## TEKS ACUAN
---+---

Argumentasi itu berbasis pada Teori X Mc Gregor, bahwa setiap manusia punya kecenderungan negatif, oleh sebab itu perlu diawasi secara ketat dan ketika mereka menyimpang diberi hukuman yang bisa memberi efek jera pada yang lain.
Argumentasi ini telah diterima luas oleh para penyelenggara negara dan publik seperti terlihat dari antusiasme politisi dan media massa menunggu laporan BPK dan BPKP serta menjadikan laporan mereka sebagai headline. Berita yang senantiasa menarik perhatian publik dan menjadi referensi para watchdog untuk mendesak lembaga lain agar menindak lanjuti temuan tersebut.
Sistem manajemen yang telah diterima luas itu ingin saya sebut sebagai “manajemen hantu”. Sebab, ibarat hantu, dimanapun di dunia, memang berhasil menakut-nakuti banyak orang. Dan, hantu, dimanapun, hanyalah ilusi. Demikian pula dengan hasil kerja auditor publik, seperti diperlihatkan tabel-tabel di atas, hanya memberikan dampak positif yang ilusif.

---+---

## Entri data hasil ekstraksi
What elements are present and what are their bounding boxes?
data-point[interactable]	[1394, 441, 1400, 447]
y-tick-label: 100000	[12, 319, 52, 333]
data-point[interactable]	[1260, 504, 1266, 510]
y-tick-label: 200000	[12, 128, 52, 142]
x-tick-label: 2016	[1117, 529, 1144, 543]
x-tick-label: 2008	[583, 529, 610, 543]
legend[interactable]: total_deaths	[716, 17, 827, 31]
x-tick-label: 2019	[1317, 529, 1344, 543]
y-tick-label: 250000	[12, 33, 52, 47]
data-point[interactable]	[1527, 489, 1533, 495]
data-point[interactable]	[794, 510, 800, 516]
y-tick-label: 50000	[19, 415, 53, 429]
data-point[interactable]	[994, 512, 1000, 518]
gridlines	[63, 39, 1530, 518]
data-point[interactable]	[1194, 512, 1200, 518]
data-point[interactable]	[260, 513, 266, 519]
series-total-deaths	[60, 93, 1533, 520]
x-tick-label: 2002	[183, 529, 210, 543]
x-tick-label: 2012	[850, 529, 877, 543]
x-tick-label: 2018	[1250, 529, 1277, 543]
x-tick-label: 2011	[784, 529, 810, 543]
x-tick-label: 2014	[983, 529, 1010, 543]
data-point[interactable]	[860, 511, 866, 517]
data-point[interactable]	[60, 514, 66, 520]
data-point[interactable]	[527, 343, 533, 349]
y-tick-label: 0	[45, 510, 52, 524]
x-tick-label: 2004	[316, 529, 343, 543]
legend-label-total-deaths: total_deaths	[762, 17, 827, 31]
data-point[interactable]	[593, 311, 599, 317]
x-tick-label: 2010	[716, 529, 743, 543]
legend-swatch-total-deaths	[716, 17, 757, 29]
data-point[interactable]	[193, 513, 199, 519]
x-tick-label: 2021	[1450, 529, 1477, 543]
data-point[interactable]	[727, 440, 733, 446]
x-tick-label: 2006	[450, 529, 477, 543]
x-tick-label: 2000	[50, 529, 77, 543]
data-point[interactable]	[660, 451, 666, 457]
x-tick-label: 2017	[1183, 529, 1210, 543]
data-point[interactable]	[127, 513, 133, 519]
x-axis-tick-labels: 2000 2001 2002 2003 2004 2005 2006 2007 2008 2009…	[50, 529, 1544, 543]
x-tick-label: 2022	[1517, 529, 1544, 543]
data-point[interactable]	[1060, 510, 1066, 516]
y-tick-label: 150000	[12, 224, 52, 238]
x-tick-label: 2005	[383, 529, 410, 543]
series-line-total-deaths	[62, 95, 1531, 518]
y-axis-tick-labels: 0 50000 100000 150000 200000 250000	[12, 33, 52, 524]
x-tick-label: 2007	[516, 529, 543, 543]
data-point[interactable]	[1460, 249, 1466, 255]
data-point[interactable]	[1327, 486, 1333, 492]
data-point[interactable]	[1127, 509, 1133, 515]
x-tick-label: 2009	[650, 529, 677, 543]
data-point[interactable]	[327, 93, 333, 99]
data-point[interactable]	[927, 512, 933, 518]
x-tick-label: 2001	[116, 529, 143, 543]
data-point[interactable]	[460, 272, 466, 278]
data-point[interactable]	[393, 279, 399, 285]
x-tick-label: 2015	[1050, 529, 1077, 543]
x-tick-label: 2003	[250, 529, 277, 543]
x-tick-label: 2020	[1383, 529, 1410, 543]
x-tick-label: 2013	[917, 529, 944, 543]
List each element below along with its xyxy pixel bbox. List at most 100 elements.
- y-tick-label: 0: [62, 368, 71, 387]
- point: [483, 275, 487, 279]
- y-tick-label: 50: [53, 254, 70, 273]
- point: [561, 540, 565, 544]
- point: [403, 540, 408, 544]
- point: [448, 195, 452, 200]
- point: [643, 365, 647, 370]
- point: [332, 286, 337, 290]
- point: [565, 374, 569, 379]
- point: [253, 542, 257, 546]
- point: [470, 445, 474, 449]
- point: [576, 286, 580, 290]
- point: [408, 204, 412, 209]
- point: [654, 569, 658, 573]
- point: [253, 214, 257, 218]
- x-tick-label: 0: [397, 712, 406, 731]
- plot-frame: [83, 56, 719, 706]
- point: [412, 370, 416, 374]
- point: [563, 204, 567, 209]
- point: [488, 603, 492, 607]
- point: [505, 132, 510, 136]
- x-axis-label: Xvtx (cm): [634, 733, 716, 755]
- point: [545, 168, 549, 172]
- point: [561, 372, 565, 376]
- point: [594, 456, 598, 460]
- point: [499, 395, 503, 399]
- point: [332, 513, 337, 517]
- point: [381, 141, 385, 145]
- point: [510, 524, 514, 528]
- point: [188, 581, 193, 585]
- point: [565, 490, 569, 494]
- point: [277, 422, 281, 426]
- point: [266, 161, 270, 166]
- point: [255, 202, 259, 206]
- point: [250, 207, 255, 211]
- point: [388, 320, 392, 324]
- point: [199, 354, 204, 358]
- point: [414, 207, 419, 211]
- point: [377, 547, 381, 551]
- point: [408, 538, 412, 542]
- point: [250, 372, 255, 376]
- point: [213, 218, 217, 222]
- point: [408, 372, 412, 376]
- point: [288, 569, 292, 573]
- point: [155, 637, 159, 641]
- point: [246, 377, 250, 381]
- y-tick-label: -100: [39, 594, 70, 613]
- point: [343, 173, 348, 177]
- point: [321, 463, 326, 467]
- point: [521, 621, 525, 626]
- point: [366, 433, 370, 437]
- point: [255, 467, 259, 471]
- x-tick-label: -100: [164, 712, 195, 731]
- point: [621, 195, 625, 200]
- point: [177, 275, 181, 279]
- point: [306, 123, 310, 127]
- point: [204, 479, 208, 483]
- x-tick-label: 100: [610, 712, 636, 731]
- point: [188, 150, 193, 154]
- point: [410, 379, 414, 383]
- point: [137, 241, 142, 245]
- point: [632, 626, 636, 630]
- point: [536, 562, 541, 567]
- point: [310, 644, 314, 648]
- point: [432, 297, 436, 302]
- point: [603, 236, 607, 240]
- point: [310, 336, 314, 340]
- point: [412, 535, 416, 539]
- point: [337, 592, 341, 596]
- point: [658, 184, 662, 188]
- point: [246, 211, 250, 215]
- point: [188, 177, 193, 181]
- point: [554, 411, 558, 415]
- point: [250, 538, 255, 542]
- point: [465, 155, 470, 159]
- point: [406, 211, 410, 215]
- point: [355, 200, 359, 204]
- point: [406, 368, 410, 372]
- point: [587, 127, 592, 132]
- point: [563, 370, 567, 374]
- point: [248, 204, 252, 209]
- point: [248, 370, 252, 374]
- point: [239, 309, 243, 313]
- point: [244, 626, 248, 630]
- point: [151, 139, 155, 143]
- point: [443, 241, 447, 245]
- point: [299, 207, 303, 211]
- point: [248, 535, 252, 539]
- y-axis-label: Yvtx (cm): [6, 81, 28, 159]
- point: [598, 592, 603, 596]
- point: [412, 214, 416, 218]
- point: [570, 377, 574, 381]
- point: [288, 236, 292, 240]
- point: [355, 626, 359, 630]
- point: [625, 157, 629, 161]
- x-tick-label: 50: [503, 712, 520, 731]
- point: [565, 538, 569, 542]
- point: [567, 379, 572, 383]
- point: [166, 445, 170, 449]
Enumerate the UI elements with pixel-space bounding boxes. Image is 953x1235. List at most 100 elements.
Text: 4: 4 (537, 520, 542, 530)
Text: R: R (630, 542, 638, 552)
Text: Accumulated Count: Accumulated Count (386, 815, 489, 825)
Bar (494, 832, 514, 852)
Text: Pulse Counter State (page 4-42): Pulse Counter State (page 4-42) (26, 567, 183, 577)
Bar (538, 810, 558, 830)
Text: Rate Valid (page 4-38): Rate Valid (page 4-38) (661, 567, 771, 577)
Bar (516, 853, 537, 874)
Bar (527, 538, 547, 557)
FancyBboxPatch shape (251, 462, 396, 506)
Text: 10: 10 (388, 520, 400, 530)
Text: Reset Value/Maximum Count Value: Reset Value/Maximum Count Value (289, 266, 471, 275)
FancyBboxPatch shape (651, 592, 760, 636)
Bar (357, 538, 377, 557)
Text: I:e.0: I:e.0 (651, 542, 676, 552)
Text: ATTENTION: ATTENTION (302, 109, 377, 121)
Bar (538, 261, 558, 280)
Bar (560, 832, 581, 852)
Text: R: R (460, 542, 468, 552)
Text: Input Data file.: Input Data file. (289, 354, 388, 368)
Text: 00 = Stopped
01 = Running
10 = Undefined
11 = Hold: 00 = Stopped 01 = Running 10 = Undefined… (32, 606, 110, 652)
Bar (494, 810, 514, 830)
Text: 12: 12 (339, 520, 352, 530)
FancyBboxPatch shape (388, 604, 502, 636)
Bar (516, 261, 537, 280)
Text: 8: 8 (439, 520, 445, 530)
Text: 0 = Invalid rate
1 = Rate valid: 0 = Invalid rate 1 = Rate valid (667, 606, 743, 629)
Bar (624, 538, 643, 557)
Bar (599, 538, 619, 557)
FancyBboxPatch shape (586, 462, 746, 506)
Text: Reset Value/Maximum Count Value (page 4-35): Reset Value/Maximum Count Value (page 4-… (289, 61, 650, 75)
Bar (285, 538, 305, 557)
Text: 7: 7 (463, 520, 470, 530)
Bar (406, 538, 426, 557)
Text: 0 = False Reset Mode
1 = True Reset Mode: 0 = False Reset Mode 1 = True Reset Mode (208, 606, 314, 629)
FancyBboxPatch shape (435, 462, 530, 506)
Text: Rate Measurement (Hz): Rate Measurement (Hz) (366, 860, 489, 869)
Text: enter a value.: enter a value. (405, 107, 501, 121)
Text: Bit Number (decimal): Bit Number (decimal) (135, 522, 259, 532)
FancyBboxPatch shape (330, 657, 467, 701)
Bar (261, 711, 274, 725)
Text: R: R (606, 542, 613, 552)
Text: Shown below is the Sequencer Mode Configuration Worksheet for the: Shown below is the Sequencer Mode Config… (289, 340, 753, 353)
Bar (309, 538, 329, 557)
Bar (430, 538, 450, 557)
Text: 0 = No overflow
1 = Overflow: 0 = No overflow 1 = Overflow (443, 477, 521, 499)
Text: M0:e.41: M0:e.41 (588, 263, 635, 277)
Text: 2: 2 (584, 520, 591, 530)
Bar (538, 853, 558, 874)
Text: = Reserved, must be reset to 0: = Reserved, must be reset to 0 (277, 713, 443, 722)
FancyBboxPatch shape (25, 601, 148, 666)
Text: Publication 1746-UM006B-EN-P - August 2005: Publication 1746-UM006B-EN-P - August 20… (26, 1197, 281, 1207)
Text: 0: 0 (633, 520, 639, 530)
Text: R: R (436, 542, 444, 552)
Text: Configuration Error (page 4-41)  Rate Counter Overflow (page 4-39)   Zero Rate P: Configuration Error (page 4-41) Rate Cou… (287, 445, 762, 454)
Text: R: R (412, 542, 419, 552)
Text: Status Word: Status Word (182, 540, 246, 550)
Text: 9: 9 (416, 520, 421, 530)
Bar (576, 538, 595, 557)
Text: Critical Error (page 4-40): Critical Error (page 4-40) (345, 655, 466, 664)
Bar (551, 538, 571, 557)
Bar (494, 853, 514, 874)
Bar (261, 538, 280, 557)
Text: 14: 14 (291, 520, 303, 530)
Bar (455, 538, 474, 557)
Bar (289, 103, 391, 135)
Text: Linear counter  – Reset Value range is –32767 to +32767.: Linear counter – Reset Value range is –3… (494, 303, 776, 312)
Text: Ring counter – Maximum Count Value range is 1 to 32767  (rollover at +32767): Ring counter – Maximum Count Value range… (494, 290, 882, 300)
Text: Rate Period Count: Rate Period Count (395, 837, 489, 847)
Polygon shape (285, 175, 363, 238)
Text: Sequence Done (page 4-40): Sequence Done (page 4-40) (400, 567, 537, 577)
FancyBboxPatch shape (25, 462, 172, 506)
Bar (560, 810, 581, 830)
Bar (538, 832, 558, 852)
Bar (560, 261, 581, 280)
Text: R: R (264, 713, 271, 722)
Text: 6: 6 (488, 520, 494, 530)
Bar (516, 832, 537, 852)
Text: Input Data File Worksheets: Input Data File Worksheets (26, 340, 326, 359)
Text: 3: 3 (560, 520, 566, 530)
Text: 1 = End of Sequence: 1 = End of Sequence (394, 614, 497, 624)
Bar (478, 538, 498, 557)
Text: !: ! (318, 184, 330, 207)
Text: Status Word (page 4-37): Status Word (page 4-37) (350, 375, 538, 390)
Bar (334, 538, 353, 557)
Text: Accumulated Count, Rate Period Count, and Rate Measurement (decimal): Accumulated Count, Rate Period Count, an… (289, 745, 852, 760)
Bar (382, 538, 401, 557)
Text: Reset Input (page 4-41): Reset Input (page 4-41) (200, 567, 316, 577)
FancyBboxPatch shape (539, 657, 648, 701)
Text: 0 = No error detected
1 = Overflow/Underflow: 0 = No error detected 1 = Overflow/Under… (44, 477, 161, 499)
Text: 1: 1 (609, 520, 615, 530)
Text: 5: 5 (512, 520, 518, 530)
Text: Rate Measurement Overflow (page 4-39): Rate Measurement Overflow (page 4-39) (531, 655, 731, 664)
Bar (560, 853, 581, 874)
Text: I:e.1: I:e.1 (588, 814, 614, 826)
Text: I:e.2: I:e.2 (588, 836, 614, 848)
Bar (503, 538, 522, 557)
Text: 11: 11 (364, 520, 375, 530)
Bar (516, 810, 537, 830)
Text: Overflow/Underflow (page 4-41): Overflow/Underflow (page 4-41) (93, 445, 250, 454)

---+---

## DAFTAR TUGAS
1) Salin kata demi kata bagian teks tentang audit publik, mulai dari "Argumentasi itu berbasis" sampai dengan "pada yang lain.".
2) Ubah entri, mulai dari baris pertama hingga baris yang memuat "529, 610, 543]", menjadi daftar JSON berisi string dengan satu string untuk tiap baris. Lewati baris kosong.
Teks dan entri tersebut tidak saling berhubungan.

## JAWABAN TIAP TUGAS
1)
Argumentasi itu berbasis pada Teori X Mc Gregor, bahwa setiap manusia punya kecenderungan negatif, oleh sebab itu perlu diawasi secara ketat dan ketika mereka menyimpang diberi hukuman yang bisa memberi efek jera pada yang lain.

2)
[
  "What elements are present and what are their bounding boxes?",
  "data-point[interactable]\t[1394, 441, 1400, 447]",
  "y-tick-label: 100000\t[12, 319, 52, 333]",
  "data-point[interactable]\t[1260, 504, 1266, 510]",
  "y-tick-label: 200000\t[12, 128, 52, 142]",
  "x-tick-label: 2016\t[1117, 529, 1144, 543]",
  "x-tick-label: 2008\t[583, 529, 610, 543]"
]